▶ [WRITTEN TASK] Set the data down again, exactly as it reads, but without the pictures.

▶ [PROVIDED DATA]
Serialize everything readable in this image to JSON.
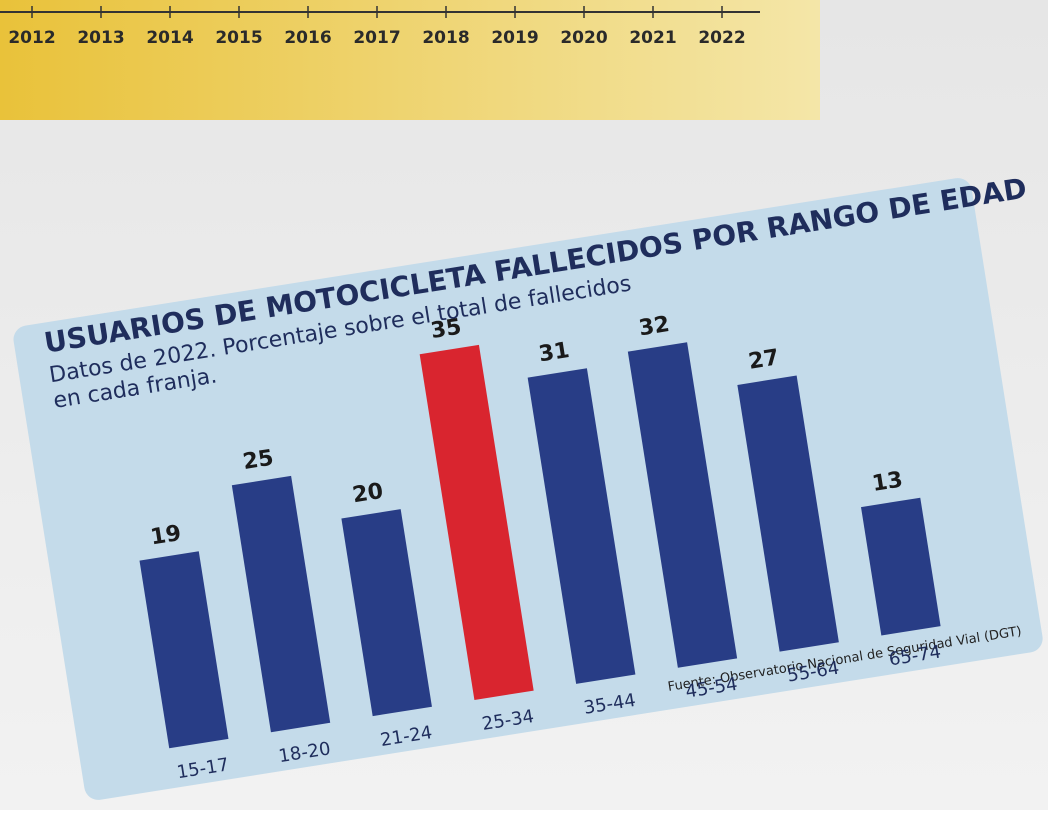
{
  "timeline": {
    "years": [
      "2012",
      "2013",
      "2014",
      "2015",
      "2016",
      "2017",
      "2018",
      "2019",
      "2020",
      "2021",
      "2022"
    ]
  },
  "chart_data": {
    "type": "bar",
    "title": "USUARIOS DE MOTOCICLETA FALLECIDOS POR RANGO DE EDAD",
    "subtitle": [
      "Datos de 2022. Porcentaje sobre el total de fallecidos",
      "en cada franja."
    ],
    "categories": [
      "15-17",
      "18-20",
      "21-24",
      "25-34",
      "35-44",
      "45-54",
      "55-64",
      "65-74"
    ],
    "values": [
      19,
      25,
      20,
      35,
      31,
      32,
      27,
      13
    ],
    "colors": [
      "#283d86",
      "#283d86",
      "#283d86",
      "#d9252f",
      "#283d86",
      "#283d86",
      "#283d86",
      "#283d86"
    ],
    "source": "Fuente: Observatorio Nacional de Seguridad Vial (DGT)"
  }
}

▶ [SOLUTION]
Serialize everything readable in this image to JSON.
{
  "timeline": {
    "years": [
      "2012",
      "2013",
      "2014",
      "2015",
      "2016",
      "2017",
      "2018",
      "2019",
      "2020",
      "2021",
      "2022"
    ]
  },
  "chart_data": {
    "type": "bar",
    "title": "USUARIOS DE MOTOCICLETA FALLECIDOS POR RANGO DE EDAD",
    "subtitle": [
      "Datos de 2022. Porcentaje sobre el total de fallecidos",
      "en cada franja."
    ],
    "categories": [
      "15-17",
      "18-20",
      "21-24",
      "25-34",
      "35-44",
      "45-54",
      "55-64",
      "65-74"
    ],
    "values": [
      19,
      25,
      20,
      35,
      31,
      32,
      27,
      13
    ],
    "colors": [
      "#283d86",
      "#283d86",
      "#283d86",
      "#d9252f",
      "#283d86",
      "#283d86",
      "#283d86",
      "#283d86"
    ],
    "source": "Fuente: Observatorio Nacional de Seguridad Vial (DGT)"
  }
}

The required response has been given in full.